[Stored items from a collection]
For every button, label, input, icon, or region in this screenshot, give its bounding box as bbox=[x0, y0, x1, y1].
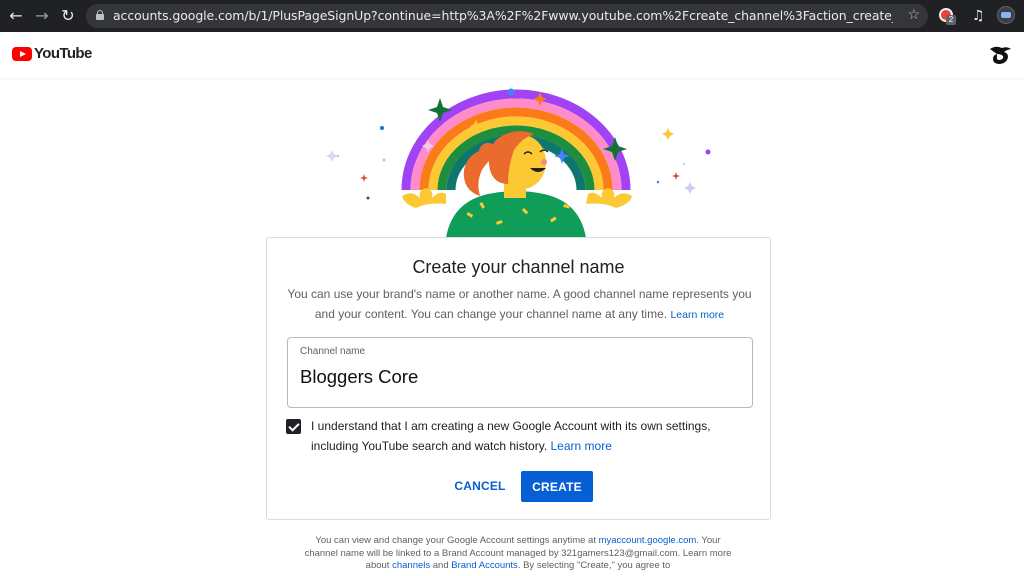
account-brand-icon[interactable] bbox=[988, 44, 1012, 66]
learn-more-link[interactable]: Learn more bbox=[670, 309, 724, 321]
card-title: Create your channel name bbox=[412, 257, 625, 277]
footer-disclaimer: You can view and change your Google Acco… bbox=[300, 535, 736, 573]
consent-learn-more-link[interactable]: Learn more bbox=[551, 439, 612, 453]
reload-icon[interactable]: ↻ bbox=[58, 6, 78, 26]
address-bar[interactable]: accounts.google.com/b/1/PlusPageSignUp?c… bbox=[86, 4, 928, 28]
site-header: YouTube bbox=[0, 32, 1024, 78]
cancel-button[interactable]: CANCEL bbox=[450, 473, 510, 499]
channel-name-input[interactable] bbox=[300, 366, 740, 388]
myaccount-link[interactable]: myaccount.google.com bbox=[599, 535, 697, 546]
browser-toolbar: ← → ↻ accounts.google.com/b/1/PlusPageSi… bbox=[0, 0, 1024, 32]
footer-text-4: . By selecting "Create," you agree to bbox=[517, 560, 671, 571]
footer-text-1: You can view and change your Google Acco… bbox=[315, 535, 596, 546]
footer-text-3: and bbox=[432, 560, 449, 571]
back-icon[interactable]: ← bbox=[6, 6, 26, 26]
channel-name-label: Channel name bbox=[300, 346, 366, 357]
profile-avatar[interactable] bbox=[997, 6, 1017, 26]
brand-accounts-link[interactable]: Brand Accounts bbox=[451, 560, 518, 571]
create-button[interactable]: CREATE bbox=[521, 471, 593, 502]
channel-name-field[interactable]: Channel name bbox=[287, 337, 753, 408]
channels-link[interactable]: channels bbox=[392, 560, 430, 571]
url-text[interactable]: accounts.google.com/b/1/PlusPageSignUp?c… bbox=[113, 8, 893, 24]
media-playlist-icon[interactable]: ♫ bbox=[972, 6, 992, 26]
consent-text: I understand that I am creating a new Go… bbox=[311, 416, 741, 456]
consent-statement: I understand that I am creating a new Go… bbox=[311, 419, 711, 453]
youtube-play-icon bbox=[12, 47, 32, 61]
extension-icon[interactable]: 2 bbox=[937, 6, 957, 26]
lock-icon bbox=[96, 10, 104, 20]
youtube-logo-text: YouTube bbox=[34, 45, 92, 62]
extension-badge: 2 bbox=[946, 15, 956, 25]
create-channel-card: Create your channel name You can use you… bbox=[266, 237, 771, 520]
consent-checkbox[interactable] bbox=[286, 419, 301, 434]
rainbow-illustration bbox=[326, 88, 711, 238]
bookmark-star-icon[interactable]: ☆ bbox=[907, 7, 920, 23]
card-description: You can use your brand's name or another… bbox=[287, 285, 752, 325]
forward-icon[interactable]: → bbox=[32, 6, 52, 26]
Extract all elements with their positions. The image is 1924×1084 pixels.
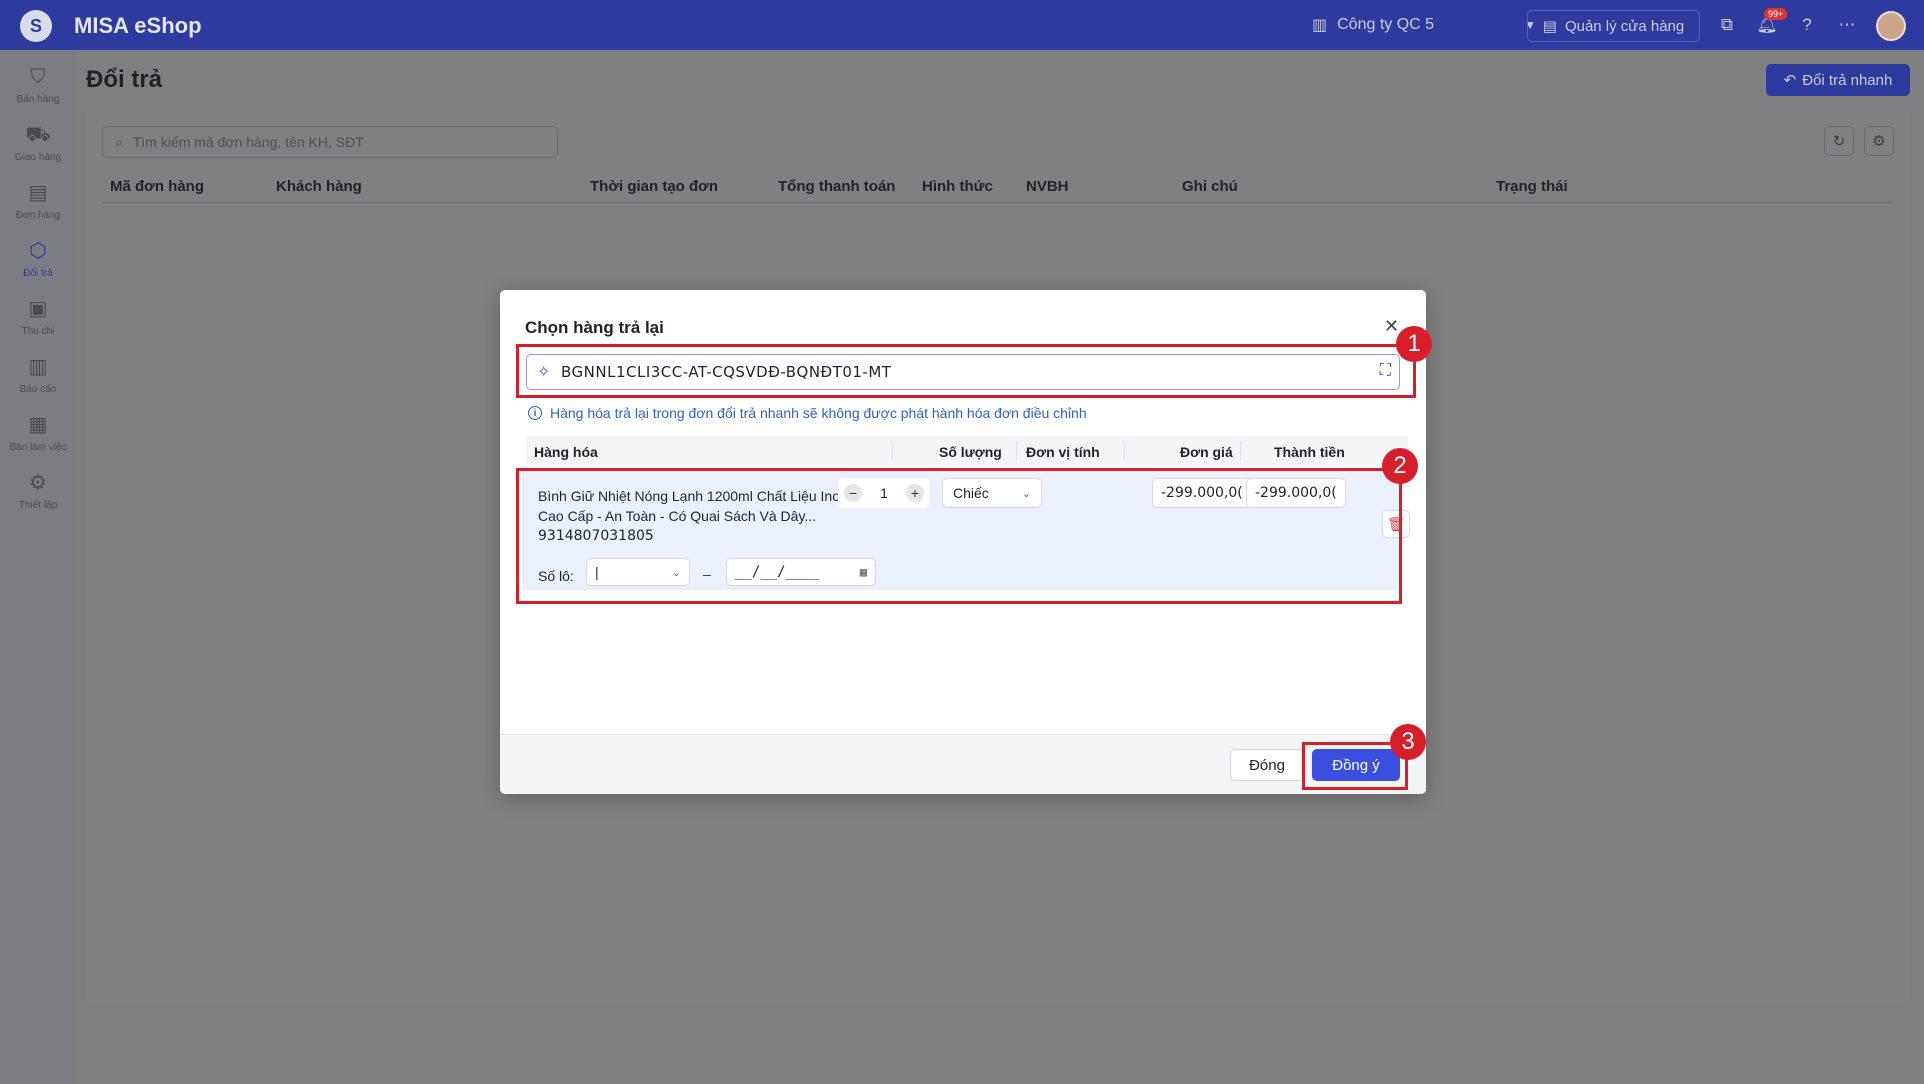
th-price: Đơn giá bbox=[1180, 444, 1233, 460]
app-logo[interactable]: S bbox=[20, 10, 52, 42]
settings-button[interactable]: ⚙ bbox=[1864, 126, 1894, 156]
sidebar-item-sales[interactable]: ⛉ Bán hàng bbox=[0, 64, 76, 122]
return-arrow-icon: ↶ bbox=[1783, 72, 1797, 89]
truck-icon: ⛟ bbox=[25, 124, 51, 146]
col-note[interactable]: Ghi chú bbox=[1182, 178, 1238, 195]
th-unit: Đơn vị tính bbox=[1026, 444, 1100, 460]
sidebar-item-settings[interactable]: ⚙ Thiết lập bbox=[0, 470, 76, 528]
th-divider bbox=[1124, 442, 1125, 460]
close-button[interactable]: Đóng bbox=[1230, 749, 1304, 781]
col-staff[interactable]: NVBH bbox=[1026, 178, 1069, 195]
search-placeholder: Tìm kiếm mã đơn hàng, tên KH, SĐT bbox=[132, 134, 364, 150]
bag-icon: ⛉ bbox=[30, 66, 46, 88]
sidebar-item-reports[interactable]: ▥ Báo cáo bbox=[0, 354, 76, 412]
sidebar-item-cashflow[interactable]: ▣ Thu chi bbox=[0, 296, 76, 354]
modal-title: Chọn hàng trả lại bbox=[525, 318, 664, 337]
th-divider bbox=[892, 442, 893, 460]
col-created-time[interactable]: Thời gian tạo đơn bbox=[590, 178, 718, 195]
gear-icon: ⚙ bbox=[29, 472, 47, 494]
th-qty: Số lượng bbox=[939, 444, 1002, 460]
col-order-code[interactable]: Mã đơn hàng bbox=[110, 178, 204, 195]
th-divider bbox=[1240, 442, 1241, 460]
gear-icon: ⚙ bbox=[1872, 133, 1886, 150]
close-icon[interactable]: ✕ bbox=[1384, 316, 1399, 337]
monitor-icon[interactable]: ⧉ bbox=[1716, 14, 1738, 36]
annotation-marker-3: 3 bbox=[1390, 724, 1426, 760]
store-icon: ▥ bbox=[1312, 17, 1328, 34]
annotation-box-1 bbox=[516, 344, 1416, 398]
col-form[interactable]: Hình thức bbox=[922, 178, 993, 195]
notification-badge: 99+ bbox=[1764, 8, 1788, 20]
store-management-button[interactable]: ▤ Quản lý cửa hàng bbox=[1527, 10, 1700, 42]
th-divider bbox=[1016, 442, 1017, 460]
company-name: Công ty QC 5 bbox=[1337, 16, 1435, 33]
quick-return-button[interactable]: ↶ Đổi trả nhanh bbox=[1766, 64, 1910, 96]
page-title: Đổi trả bbox=[86, 66, 163, 93]
refresh-icon: ↻ bbox=[1832, 133, 1846, 150]
grid-icon: ▦ bbox=[28, 414, 48, 436]
sidebar-item-delivery[interactable]: ⛟ Giao hàng bbox=[0, 122, 76, 180]
more-icon[interactable]: ⋯ bbox=[1836, 14, 1858, 36]
refresh-button[interactable]: ↻ bbox=[1824, 126, 1854, 156]
th-item: Hàng hóa bbox=[534, 444, 598, 460]
col-status[interactable]: Trạng thái bbox=[1496, 178, 1568, 195]
annotation-box-2 bbox=[516, 468, 1402, 604]
sidebar-item-workspace[interactable]: ▦ Bàn làm việc bbox=[0, 412, 76, 470]
help-icon[interactable]: ? bbox=[1796, 14, 1818, 36]
sidebar: ⛉ Bán hàng ⛟ Giao hàng ▤ Đơn hàng ⬡ Đổi … bbox=[0, 50, 76, 1084]
top-bar: S MISA eShop ▥ Công ty QC 5 ▼ ▤ Quản lý … bbox=[0, 0, 1924, 50]
return-box-icon: ⬡ bbox=[29, 240, 47, 262]
sidebar-item-orders[interactable]: ▤ Đơn hàng bbox=[0, 180, 76, 238]
clipboard-icon: ▤ bbox=[28, 182, 48, 204]
col-customer[interactable]: Khách hàng bbox=[276, 178, 362, 195]
annotation-marker-2: 2 bbox=[1382, 448, 1418, 484]
store-manage-icon: ▤ bbox=[1542, 18, 1557, 35]
annotation-marker-1: 1 bbox=[1396, 326, 1432, 362]
th-total: Thành tiền bbox=[1274, 444, 1345, 460]
sidebar-item-returns[interactable]: ⬡ Đổi trả bbox=[0, 238, 76, 296]
chart-icon: ▥ bbox=[28, 356, 48, 378]
col-total-payment[interactable]: Tổng thanh toán bbox=[778, 178, 895, 195]
info-message: i Hàng hóa trả lại trong đơn đổi trả nha… bbox=[528, 405, 1087, 421]
company-selector[interactable]: ▥ Công ty QC 5 ▼ bbox=[1312, 8, 1536, 42]
brand-name: MISA eShop bbox=[74, 13, 202, 38]
table-header-divider bbox=[102, 202, 1894, 203]
search-icon: ⌕ bbox=[115, 133, 123, 150]
items-table-header: Hàng hóa Số lượng Đơn vị tính Đơn giá Th… bbox=[526, 436, 1408, 466]
order-search-input[interactable]: ⌕ Tìm kiếm mã đơn hàng, tên KH, SĐT bbox=[102, 126, 558, 158]
modal-footer: Đóng Đồng ý bbox=[500, 734, 1426, 794]
cash-icon: ▣ bbox=[28, 298, 48, 320]
info-icon: i bbox=[528, 406, 542, 420]
avatar[interactable] bbox=[1876, 11, 1906, 41]
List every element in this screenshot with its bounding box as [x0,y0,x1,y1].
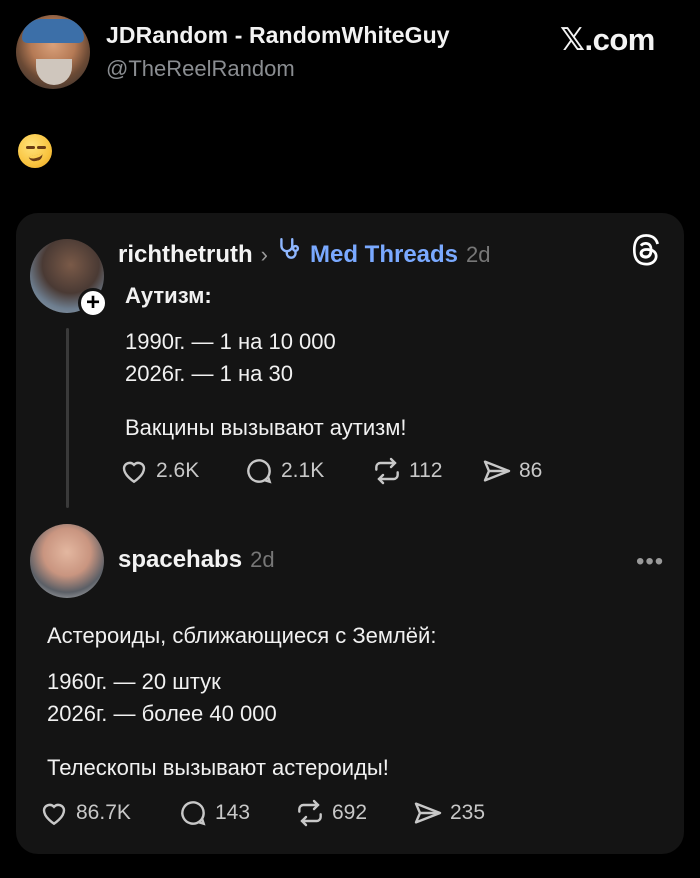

▸ What the exercise asks
Copy, word for word, the lines of the listing from the one containing "account-brand-icon[interactable] bbox=[988, 44, 1012, 66]" through the one containing "youtube-logo-text: YouTube bbox=[34, 45, 92, 62]", with both of those lines included.

▸ Solution
account-brand-icon[interactable] bbox=[988, 44, 1012, 66]
learn-more-link[interactable]: Learn more bbox=[670, 309, 724, 321]
card-title: Create your channel name bbox=[412, 257, 625, 277]
footer-disclaimer: You can view and change your Google Acco… bbox=[300, 535, 736, 573]
consent-learn-more-link[interactable]: Learn more bbox=[551, 439, 612, 453]
reload-icon[interactable]: ↻ bbox=[58, 6, 78, 26]
address-bar[interactable]: accounts.google.com/b/1/PlusPageSignUp?c… bbox=[86, 4, 928, 28]
site-header: YouTube bbox=[0, 32, 1024, 78]
cancel-button[interactable]: CANCEL bbox=[450, 473, 510, 499]
channel-name-input[interactable] bbox=[300, 366, 740, 388]
myaccount-link[interactable]: myaccount.google.com bbox=[599, 535, 697, 546]
browser-toolbar: ← → ↻ accounts.google.com/b/1/PlusPageSi… bbox=[0, 0, 1024, 32]
footer-text-4: . By selecting "Create," you agree to bbox=[517, 560, 671, 571]
footer-text-1: You can view and change your Google Acco… bbox=[315, 535, 596, 546]
footer-text-3: and bbox=[432, 560, 449, 571]
back-icon[interactable]: ← bbox=[6, 6, 26, 26]
channel-name-label: Channel name bbox=[300, 346, 366, 357]
profile-avatar[interactable] bbox=[997, 6, 1017, 26]
brand-accounts-link[interactable]: Brand Accounts bbox=[451, 560, 518, 571]
create-button[interactable]: CREATE bbox=[521, 471, 593, 502]
channel-name-field[interactable]: Channel name bbox=[287, 337, 753, 408]
channels-link[interactable]: channels bbox=[392, 560, 430, 571]
url-text[interactable]: accounts.google.com/b/1/PlusPageSignUp?c… bbox=[113, 8, 893, 24]
media-playlist-icon[interactable]: ♫ bbox=[972, 6, 992, 26]
consent-text: I understand that I am creating a new Go… bbox=[311, 416, 741, 456]
consent-statement: I understand that I am creating a new Go… bbox=[311, 419, 711, 453]
youtube-play-icon bbox=[12, 47, 32, 61]
extension-icon[interactable]: 2 bbox=[937, 6, 957, 26]
lock-icon bbox=[96, 10, 104, 20]
youtube-logo-text: YouTube bbox=[34, 45, 92, 62]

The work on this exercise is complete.